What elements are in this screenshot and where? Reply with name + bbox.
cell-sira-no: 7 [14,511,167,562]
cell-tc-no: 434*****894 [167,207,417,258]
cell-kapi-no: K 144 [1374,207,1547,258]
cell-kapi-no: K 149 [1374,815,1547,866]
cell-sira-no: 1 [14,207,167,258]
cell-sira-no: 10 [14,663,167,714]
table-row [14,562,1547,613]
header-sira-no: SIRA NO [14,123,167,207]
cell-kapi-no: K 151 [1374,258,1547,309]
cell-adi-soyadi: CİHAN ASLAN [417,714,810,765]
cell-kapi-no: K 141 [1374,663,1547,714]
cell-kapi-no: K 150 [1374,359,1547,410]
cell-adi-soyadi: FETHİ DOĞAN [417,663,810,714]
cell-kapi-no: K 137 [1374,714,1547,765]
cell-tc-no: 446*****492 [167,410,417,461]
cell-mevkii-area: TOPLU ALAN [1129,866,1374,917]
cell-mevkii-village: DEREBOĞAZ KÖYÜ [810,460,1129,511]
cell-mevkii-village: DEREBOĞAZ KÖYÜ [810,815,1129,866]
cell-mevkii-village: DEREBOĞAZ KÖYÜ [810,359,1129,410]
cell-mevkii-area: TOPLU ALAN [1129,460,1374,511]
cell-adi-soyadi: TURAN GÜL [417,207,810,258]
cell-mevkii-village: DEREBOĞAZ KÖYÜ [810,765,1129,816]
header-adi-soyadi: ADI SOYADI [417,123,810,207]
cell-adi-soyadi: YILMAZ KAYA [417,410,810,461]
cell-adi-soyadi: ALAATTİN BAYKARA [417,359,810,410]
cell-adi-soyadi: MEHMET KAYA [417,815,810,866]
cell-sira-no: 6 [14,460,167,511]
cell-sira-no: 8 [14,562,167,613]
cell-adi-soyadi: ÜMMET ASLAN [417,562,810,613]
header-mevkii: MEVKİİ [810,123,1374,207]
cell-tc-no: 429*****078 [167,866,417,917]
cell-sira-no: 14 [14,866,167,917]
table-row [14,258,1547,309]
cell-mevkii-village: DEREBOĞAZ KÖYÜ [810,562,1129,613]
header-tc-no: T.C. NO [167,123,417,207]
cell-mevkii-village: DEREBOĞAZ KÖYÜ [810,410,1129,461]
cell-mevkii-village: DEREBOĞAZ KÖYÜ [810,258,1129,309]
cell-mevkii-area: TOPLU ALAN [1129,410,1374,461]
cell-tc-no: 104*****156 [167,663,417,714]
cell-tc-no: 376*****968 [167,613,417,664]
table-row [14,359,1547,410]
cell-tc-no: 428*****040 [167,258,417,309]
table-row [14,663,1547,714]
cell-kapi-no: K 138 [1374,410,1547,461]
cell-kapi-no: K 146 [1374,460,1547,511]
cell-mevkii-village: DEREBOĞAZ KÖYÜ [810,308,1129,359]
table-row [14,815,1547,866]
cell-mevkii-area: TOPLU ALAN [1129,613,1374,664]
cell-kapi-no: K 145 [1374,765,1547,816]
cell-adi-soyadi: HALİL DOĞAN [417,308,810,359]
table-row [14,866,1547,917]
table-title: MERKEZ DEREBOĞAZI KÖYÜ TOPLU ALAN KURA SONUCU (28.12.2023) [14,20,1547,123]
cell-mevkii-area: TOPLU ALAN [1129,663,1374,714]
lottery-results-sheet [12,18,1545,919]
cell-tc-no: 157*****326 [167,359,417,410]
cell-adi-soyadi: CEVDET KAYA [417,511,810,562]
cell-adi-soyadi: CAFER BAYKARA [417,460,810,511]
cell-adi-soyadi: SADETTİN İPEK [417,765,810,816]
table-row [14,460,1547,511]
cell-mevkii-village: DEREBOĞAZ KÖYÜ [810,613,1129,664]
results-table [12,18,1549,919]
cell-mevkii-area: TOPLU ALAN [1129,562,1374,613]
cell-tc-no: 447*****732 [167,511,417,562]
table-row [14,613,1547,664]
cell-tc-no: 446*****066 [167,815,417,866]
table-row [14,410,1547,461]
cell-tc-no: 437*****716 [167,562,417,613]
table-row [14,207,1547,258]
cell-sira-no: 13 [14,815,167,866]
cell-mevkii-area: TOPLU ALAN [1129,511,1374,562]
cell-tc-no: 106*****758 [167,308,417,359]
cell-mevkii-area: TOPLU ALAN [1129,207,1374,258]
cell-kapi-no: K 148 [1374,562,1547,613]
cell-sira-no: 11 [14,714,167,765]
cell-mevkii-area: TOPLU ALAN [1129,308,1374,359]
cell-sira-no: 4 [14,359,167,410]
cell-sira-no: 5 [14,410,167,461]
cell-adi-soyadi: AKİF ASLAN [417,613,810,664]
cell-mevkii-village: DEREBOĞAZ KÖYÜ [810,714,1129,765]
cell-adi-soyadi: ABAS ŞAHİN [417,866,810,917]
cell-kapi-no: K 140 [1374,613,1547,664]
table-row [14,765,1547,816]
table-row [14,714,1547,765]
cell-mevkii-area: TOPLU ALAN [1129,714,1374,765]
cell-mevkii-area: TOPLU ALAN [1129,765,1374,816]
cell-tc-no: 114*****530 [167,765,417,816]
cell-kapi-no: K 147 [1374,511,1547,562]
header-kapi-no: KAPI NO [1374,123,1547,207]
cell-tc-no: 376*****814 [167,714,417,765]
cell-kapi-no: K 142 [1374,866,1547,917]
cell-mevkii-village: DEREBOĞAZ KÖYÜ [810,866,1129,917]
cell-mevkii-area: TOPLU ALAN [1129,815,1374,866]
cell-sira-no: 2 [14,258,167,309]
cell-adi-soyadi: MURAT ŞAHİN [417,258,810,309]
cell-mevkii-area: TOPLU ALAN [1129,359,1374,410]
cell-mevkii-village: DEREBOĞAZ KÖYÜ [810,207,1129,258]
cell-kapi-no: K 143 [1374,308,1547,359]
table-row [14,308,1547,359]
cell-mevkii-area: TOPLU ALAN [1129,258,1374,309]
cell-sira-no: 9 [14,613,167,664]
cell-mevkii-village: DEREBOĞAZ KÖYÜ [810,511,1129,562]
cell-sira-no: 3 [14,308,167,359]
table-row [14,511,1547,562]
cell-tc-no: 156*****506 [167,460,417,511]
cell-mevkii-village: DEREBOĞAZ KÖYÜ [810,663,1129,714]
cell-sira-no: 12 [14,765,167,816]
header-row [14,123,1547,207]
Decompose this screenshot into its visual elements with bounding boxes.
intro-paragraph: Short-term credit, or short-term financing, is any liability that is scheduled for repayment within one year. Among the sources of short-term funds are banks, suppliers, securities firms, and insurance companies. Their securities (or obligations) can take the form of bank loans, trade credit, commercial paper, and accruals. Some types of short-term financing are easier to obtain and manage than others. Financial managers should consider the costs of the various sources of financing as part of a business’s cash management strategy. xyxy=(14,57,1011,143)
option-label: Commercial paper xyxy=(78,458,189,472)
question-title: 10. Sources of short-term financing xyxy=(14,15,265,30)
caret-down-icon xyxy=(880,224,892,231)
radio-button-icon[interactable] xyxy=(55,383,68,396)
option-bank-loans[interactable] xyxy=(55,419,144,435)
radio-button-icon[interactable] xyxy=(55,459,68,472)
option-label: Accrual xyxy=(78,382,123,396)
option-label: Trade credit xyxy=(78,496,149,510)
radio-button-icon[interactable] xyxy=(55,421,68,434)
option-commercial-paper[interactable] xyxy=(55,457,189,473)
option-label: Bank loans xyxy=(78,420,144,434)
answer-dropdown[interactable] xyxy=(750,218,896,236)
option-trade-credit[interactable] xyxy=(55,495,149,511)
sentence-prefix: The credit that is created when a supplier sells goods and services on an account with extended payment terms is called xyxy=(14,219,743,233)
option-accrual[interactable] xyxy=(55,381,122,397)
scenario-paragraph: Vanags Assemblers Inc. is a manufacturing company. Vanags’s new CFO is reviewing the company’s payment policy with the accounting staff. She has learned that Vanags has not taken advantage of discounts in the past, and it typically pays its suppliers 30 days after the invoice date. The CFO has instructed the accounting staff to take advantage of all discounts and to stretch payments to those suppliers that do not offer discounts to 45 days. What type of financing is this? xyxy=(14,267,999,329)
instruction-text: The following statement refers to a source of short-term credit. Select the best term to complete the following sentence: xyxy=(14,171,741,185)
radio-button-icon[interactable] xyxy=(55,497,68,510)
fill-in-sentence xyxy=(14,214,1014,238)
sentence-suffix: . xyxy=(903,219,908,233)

Requirements: Retype the entries word for word, from the first one down through the line containing "cell-sira-no: 14 [14,866,167,917]", with that line included.

Exercise answer:
What elements are in this screenshot and where? Reply with name + bbox.
cell-sira-no: 7 [14,511,167,562]
cell-tc-no: 434*****894 [167,207,417,258]
cell-kapi-no: K 144 [1374,207,1547,258]
cell-kapi-no: K 149 [1374,815,1547,866]
cell-sira-no: 1 [14,207,167,258]
cell-sira-no: 10 [14,663,167,714]
table-row [14,562,1547,613]
header-sira-no: SIRA NO [14,123,167,207]
cell-kapi-no: K 151 [1374,258,1547,309]
cell-adi-soyadi: CİHAN ASLAN [417,714,810,765]
cell-kapi-no: K 141 [1374,663,1547,714]
cell-kapi-no: K 150 [1374,359,1547,410]
cell-adi-soyadi: FETHİ DOĞAN [417,663,810,714]
cell-kapi-no: K 137 [1374,714,1547,765]
cell-tc-no: 446*****492 [167,410,417,461]
cell-mevkii-area: TOPLU ALAN [1129,866,1374,917]
cell-mevkii-village: DEREBOĞAZ KÖYÜ [810,460,1129,511]
cell-mevkii-village: DEREBOĞAZ KÖYÜ [810,815,1129,866]
cell-mevkii-village: DEREBOĞAZ KÖYÜ [810,359,1129,410]
cell-mevkii-area: TOPLU ALAN [1129,460,1374,511]
cell-adi-soyadi: TURAN GÜL [417,207,810,258]
cell-mevkii-village: DEREBOĞAZ KÖYÜ [810,765,1129,816]
header-adi-soyadi: ADI SOYADI [417,123,810,207]
cell-adi-soyadi: YILMAZ KAYA [417,410,810,461]
cell-adi-soyadi: ALAATTİN BAYKARA [417,359,810,410]
cell-adi-soyadi: MEHMET KAYA [417,815,810,866]
cell-sira-no: 6 [14,460,167,511]
cell-sira-no: 8 [14,562,167,613]
cell-adi-soyadi: ÜMMET ASLAN [417,562,810,613]
header-mevkii: MEVKİİ [810,123,1374,207]
cell-tc-no: 429*****078 [167,866,417,917]
cell-sira-no: 14 [14,866,167,917]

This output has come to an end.